Copy each line of the entries that contains the word "controversies".
--- Provided records ---
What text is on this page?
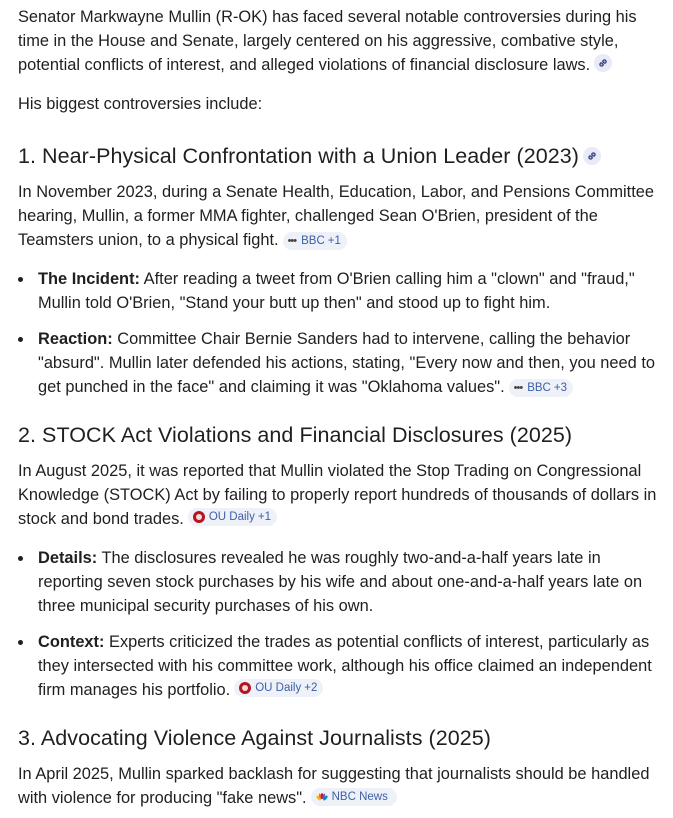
Senator Markwayne Mullin (R-OK) has faced several notable controversies during his time in the House and Senate, largely centered on his aggressive, combative style, potential conflicts of interest, and alleged violations of financial disclosure laws.

His biggest controversies include:

1. Near-Physical Confrontation with a Union Leader (2023)

In November 2023, during a Senate Health, Education, Labor, and Pensions Committee hearing, Mullin, a former MMA fighter, challenged Sean O'Brien, president of the Teamsters union, to a physical fight. ••• BBC +1

The Incident: After reading a tweet from O'Brien calling him a "clown" and "fraud," Mullin told O'Brien, "Stand your butt up then" and stood up to fight him.
Reaction: Committee Chair Bernie Sanders had to intervene, calling the behavior "absurd". Mullin later defended his actions, stating, "Every now and then, you need to get punched in the face" and claiming it was "Oklahoma values". ••• BBC +3
2. STOCK Act Violations and Financial Disclosures (2025)

In August 2025, it was reported that Mullin violated the Stop Trading on Congressional Knowledge (STOCK) Act by failing to properly report hundreds of thousands of dollars in stock and bond trades. OU Daily +1

Details: The disclosures revealed he was roughly two-and-a-half years late in reporting seven stock purchases by his wife and about one-and-a-half years late on three municipal security purchases of his own.
Context: Experts criticized the trades as potential conflicts of interest, particularly as they intersected with his committee work, although his office claimed an independent firm manages his portfolio. OU Daily +2
3. Advocating Violence Against Journalists (2025)

In April 2025, Mullin sparked backlash for suggesting that journalists should be handled with violence for producing "fake news". NBC News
---
Final result:
Senator Markwayne Mullin (R-OK) has faced several notable controversies during his time in the House and Senate, largely centered on his aggressive, combative style, potential conflicts of interest, and alleged violations of financial disclosure laws.
His biggest controversies include:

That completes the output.